▶ Request: With the pictures omitted, write out the entries that follow exactly as they stand.

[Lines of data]
- - - - - - -

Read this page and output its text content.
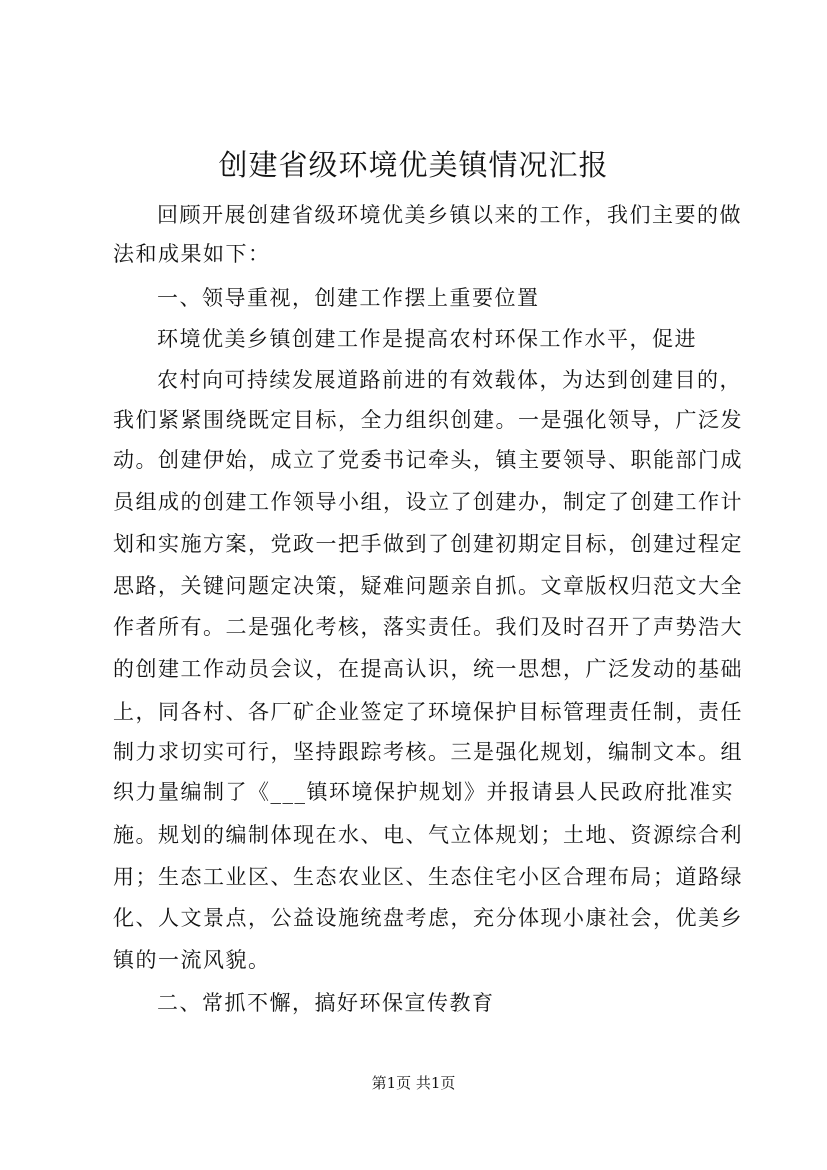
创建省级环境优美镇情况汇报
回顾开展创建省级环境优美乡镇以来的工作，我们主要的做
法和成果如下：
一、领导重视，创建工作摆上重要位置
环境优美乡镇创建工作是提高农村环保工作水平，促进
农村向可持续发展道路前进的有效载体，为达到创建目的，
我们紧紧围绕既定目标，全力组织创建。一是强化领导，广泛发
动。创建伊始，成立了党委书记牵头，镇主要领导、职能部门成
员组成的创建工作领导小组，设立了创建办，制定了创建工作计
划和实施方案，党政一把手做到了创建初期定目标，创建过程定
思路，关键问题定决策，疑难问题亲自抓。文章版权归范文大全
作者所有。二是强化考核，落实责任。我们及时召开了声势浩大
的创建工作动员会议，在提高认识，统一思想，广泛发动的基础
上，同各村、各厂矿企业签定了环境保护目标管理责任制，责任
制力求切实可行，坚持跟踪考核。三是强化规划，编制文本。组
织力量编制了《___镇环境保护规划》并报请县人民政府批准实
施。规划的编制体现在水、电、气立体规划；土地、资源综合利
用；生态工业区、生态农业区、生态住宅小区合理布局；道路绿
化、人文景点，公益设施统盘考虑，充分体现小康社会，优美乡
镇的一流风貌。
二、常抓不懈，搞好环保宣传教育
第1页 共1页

- - - - - - -

▶ Written answer:
Read this page and output its text content.
创建省级环境优美镇情况汇报
回顾开展创建省级环境优美乡镇以来的工作，我们主要的做
法和成果如下：
一、领导重视，创建工作摆上重要位置
环境优美乡镇创建工作是提高农村环保工作水平，促进
农村向可持续发展道路前进的有效载体，为达到创建目的，
我们紧紧围绕既定目标，全力组织创建。一是强化领导，广泛发
动。创建伊始，成立了党委书记牵头，镇主要领导、职能部门成
员组成的创建工作领导小组，设立了创建办，制定了创建工作计
划和实施方案，党政一把手做到了创建初期定目标，创建过程定
思路，关键问题定决策，疑难问题亲自抓。文章版权归范文大全
作者所有。二是强化考核，落实责任。我们及时召开了声势浩大
的创建工作动员会议，在提高认识，统一思想，广泛发动的基础
上，同各村、各厂矿企业签定了环境保护目标管理责任制，责任
制力求切实可行，坚持跟踪考核。三是强化规划，编制文本。组
织力量编制了《___镇环境保护规划》并报请县人民政府批准实
施。规划的编制体现在水、电、气立体规划；土地、资源综合利
用；生态工业区、生态农业区、生态住宅小区合理布局；道路绿
化、人文景点，公益设施统盘考虑，充分体现小康社会，优美乡
镇的一流风貌。
二、常抓不懈，搞好环保宣传教育
第1页 共1页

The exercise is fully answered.